WHAT YOU NEED TO DO: Repeat the entries that follow verbatim, without any of their pictures.

INPUT ROWS:
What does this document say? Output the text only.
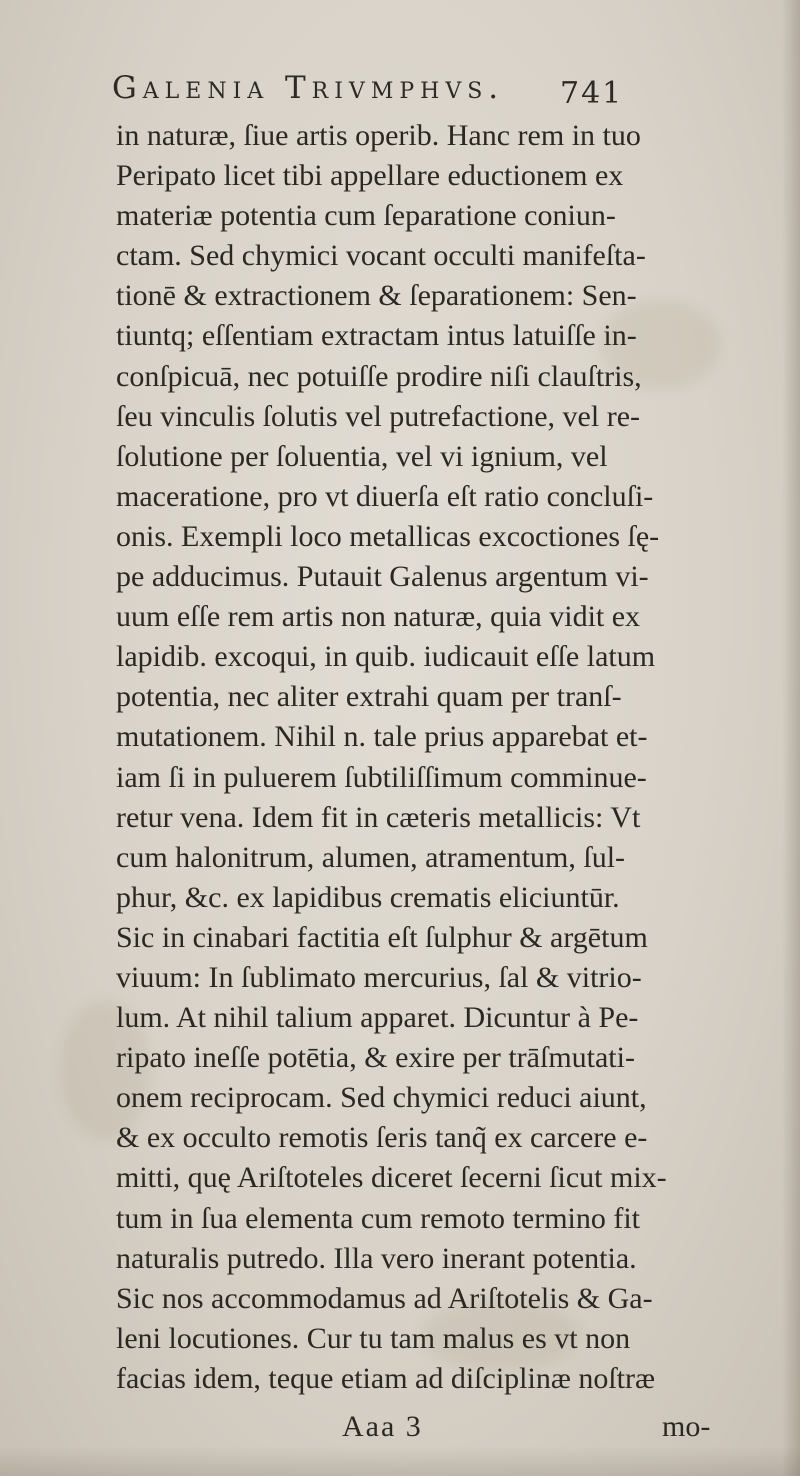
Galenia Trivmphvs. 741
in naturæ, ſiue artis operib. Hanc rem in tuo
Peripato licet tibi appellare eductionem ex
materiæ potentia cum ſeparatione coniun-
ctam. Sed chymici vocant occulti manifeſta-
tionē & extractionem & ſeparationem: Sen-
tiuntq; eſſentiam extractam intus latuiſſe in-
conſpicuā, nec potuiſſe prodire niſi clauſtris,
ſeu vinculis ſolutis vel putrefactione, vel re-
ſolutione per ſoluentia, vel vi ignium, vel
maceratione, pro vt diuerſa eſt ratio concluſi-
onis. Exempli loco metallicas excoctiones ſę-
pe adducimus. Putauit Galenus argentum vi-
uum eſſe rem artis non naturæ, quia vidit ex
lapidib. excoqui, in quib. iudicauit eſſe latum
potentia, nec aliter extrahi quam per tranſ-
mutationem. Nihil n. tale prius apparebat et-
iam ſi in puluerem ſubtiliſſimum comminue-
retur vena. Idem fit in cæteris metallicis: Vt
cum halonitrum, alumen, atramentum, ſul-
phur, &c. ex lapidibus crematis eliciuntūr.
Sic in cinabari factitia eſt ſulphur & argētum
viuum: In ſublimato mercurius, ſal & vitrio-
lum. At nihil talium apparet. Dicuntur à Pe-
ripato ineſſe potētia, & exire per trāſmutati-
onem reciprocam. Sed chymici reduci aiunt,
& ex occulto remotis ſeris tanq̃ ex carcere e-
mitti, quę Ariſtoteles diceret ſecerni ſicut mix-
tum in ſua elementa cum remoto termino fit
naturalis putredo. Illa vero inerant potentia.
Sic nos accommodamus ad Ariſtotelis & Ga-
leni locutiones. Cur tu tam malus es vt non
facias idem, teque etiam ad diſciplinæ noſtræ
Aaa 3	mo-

SOLUTION:
What does this document say? Output the text only.
Galenia Trivmphvs. 741
in naturæ, ſiue artis operib. Hanc rem in tuo
Peripato licet tibi appellare eductionem ex
materiæ potentia cum ſeparatione coniun-
ctam. Sed chymici vocant occulti manifeſta-
tionē & extractionem & ſeparationem: Sen-
tiuntq; eſſentiam extractam intus latuiſſe in-
conſpicuā, nec potuiſſe prodire niſi clauſtris,
ſeu vinculis ſolutis vel putrefactione, vel re-
ſolutione per ſoluentia, vel vi ignium, vel
maceratione, pro vt diuerſa eſt ratio concluſi-
onis. Exempli loco metallicas excoctiones ſę-
pe adducimus. Putauit Galenus argentum vi-
uum eſſe rem artis non naturæ, quia vidit ex
lapidib. excoqui, in quib. iudicauit eſſe latum
potentia, nec aliter extrahi quam per tranſ-
mutationem. Nihil n. tale prius apparebat et-
iam ſi in puluerem ſubtiliſſimum comminue-
retur vena. Idem fit in cæteris metallicis: Vt
cum halonitrum, alumen, atramentum, ſul-
phur, &c. ex lapidibus crematis eliciuntūr.
Sic in cinabari factitia eſt ſulphur & argētum
viuum: In ſublimato mercurius, ſal & vitrio-
lum. At nihil talium apparet. Dicuntur à Pe-
ripato ineſſe potētia, & exire per trāſmutati-
onem reciprocam. Sed chymici reduci aiunt,
& ex occulto remotis ſeris tanq̃ ex carcere e-
mitti, quę Ariſtoteles diceret ſecerni ſicut mix-
tum in ſua elementa cum remoto termino fit
naturalis putredo. Illa vero inerant potentia.
Sic nos accommodamus ad Ariſtotelis & Ga-
leni locutiones. Cur tu tam malus es vt non
facias idem, teque etiam ad diſciplinæ noſtræ
Aaa 3	mo-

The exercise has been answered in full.